**Aim:** Retype the listing that follows, exactly as written.

(Items from a figure collection)
──────

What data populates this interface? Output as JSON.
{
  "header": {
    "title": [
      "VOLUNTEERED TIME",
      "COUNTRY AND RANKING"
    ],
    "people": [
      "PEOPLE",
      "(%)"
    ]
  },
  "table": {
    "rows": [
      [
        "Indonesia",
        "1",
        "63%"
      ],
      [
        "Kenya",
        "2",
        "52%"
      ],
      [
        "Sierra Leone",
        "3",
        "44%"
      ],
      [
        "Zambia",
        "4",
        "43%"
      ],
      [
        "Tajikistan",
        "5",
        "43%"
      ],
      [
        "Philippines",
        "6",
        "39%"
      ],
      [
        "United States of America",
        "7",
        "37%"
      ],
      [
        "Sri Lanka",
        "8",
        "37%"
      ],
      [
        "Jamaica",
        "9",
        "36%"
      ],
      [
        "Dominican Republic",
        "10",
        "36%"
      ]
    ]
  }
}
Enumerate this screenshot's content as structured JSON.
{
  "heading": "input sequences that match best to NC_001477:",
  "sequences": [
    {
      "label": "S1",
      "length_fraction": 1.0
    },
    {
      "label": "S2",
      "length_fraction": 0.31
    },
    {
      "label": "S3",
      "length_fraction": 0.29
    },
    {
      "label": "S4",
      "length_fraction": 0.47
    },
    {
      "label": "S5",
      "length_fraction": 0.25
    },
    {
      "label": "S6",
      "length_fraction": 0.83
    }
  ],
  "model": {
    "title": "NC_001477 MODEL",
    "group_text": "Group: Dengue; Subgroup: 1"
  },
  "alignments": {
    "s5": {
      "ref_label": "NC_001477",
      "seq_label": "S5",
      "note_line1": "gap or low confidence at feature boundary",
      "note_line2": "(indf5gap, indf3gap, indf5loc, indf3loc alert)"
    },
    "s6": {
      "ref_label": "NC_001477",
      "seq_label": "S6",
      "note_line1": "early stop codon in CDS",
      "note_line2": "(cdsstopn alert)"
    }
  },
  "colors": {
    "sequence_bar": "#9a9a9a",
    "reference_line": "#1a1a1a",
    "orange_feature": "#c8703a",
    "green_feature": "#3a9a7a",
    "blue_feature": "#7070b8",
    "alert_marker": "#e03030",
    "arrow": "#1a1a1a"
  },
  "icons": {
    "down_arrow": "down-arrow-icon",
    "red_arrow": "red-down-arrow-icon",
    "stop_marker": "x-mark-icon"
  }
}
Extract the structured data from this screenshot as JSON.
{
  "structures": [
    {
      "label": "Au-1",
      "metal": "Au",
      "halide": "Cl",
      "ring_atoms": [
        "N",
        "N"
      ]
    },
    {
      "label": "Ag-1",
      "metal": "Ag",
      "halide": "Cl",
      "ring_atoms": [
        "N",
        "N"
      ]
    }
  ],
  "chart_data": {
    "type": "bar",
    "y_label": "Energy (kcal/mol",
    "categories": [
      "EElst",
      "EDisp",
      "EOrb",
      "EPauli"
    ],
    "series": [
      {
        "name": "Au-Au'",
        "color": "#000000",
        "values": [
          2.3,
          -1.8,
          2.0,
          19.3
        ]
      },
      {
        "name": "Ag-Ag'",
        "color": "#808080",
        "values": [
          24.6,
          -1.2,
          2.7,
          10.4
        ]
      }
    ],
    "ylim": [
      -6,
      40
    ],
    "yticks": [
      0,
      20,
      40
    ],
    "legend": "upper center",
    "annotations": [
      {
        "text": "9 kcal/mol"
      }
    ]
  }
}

──────

**Result for this task:**
What data populates this interface? Output as JSON.
{
  "header": {
    "title": [
      "VOLUNTEERED TIME",
      "COUNTRY AND RANKING"
    ],
    "people": [
      "PEOPLE",
      "(%)"
    ]
  },
  "table": {
    "rows": [
      [
        "Indonesia",
        "1",
        "63%"
      ],
      [
        "Kenya",
        "2",
        "52%"
      ],
      [
        "Sierra Leone",
        "3",
        "44%"
      ],
      [
        "Zambia",
        "4",
        "43%"
      ],
      [
        "Tajikistan",
        "5",
        "43%"
      ],
      [
        "Philippines",
        "6",
        "39%"
      ],
      [
        "United States of America",
        "7",
        "37%"
      ],
      [
        "Sri Lanka",
        "8",
        "37%"
      ],
      [
        "Jamaica",
        "9",
        "36%"
      ],
      [
        "Dominican Republic",
        "10",
        "36%"
      ]
    ]
  }
}
Enumerate this screenshot's content as structured JSON.
{
  "heading": "input sequences that match best to NC_001477:",
  "sequences": [
    {
      "label": "S1",
      "length_fraction": 1.0
    },
    {
      "label": "S2",
      "length_fraction": 0.31
    },
    {
      "label": "S3",
      "length_fraction": 0.29
    },
    {
      "label": "S4",
      "length_fraction": 0.47
    },
    {
      "label": "S5",
      "length_fraction": 0.25
    },
    {
      "label": "S6",
      "length_fraction": 0.83
    }
  ],
  "model": {
    "title": "NC_001477 MODEL",
    "group_text": "Group: Dengue; Subgroup: 1"
  },
  "alignments": {
    "s5": {
      "ref_label": "NC_001477",
      "seq_label": "S5",
      "note_line1": "gap or low confidence at feature boundary",
      "note_line2": "(indf5gap, indf3gap, indf5loc, indf3loc alert)"
    },
    "s6": {
      "ref_label": "NC_001477",
      "seq_label": "S6",
      "note_line1": "early stop codon in CDS",
      "note_line2": "(cdsstopn alert)"
    }
  },
  "colors": {
    "sequence_bar": "#9a9a9a",
    "reference_line": "#1a1a1a",
    "orange_feature": "#c8703a",
    "green_feature": "#3a9a7a",
    "blue_feature": "#7070b8",
    "alert_marker": "#e03030",
    "arrow": "#1a1a1a"
  },
  "icons": {
    "down_arrow": "down-arrow-icon",
    "red_arrow": "red-down-arrow-icon",
    "stop_marker": "x-mark-icon"
  }
}
Extract the structured data from this screenshot as JSON.
{
  "structures": [
    {
      "label": "Au-1",
      "metal": "Au",
      "halide": "Cl",
      "ring_atoms": [
        "N",
        "N"
      ]
    },
    {
      "label": "Ag-1",
      "metal": "Ag",
      "halide": "Cl",
      "ring_atoms": [
        "N",
        "N"
      ]
    }
  ],
  "chart_data": {
    "type": "bar",
    "y_label": "Energy (kcal/mol",
    "categories": [
      "EElst",
      "EDisp",
      "EOrb",
      "EPauli"
    ],
    "series": [
      {
        "name": "Au-Au'",
        "color": "#000000",
        "values": [
          2.3,
          -1.8,
          2.0,
          19.3
        ]
      },
      {
        "name": "Ag-Ag'",
        "color": "#808080",
        "values": [
          24.6,
          -1.2,
          2.7,
          10.4
        ]
      }
    ],
    "ylim": [
      -6,
      40
    ],
    "yticks": [
      0,
      20,
      40
    ],
    "legend": "upper center",
    "annotations": [
      {
        "text": "9 kcal/mol"
      }
    ]
  }
}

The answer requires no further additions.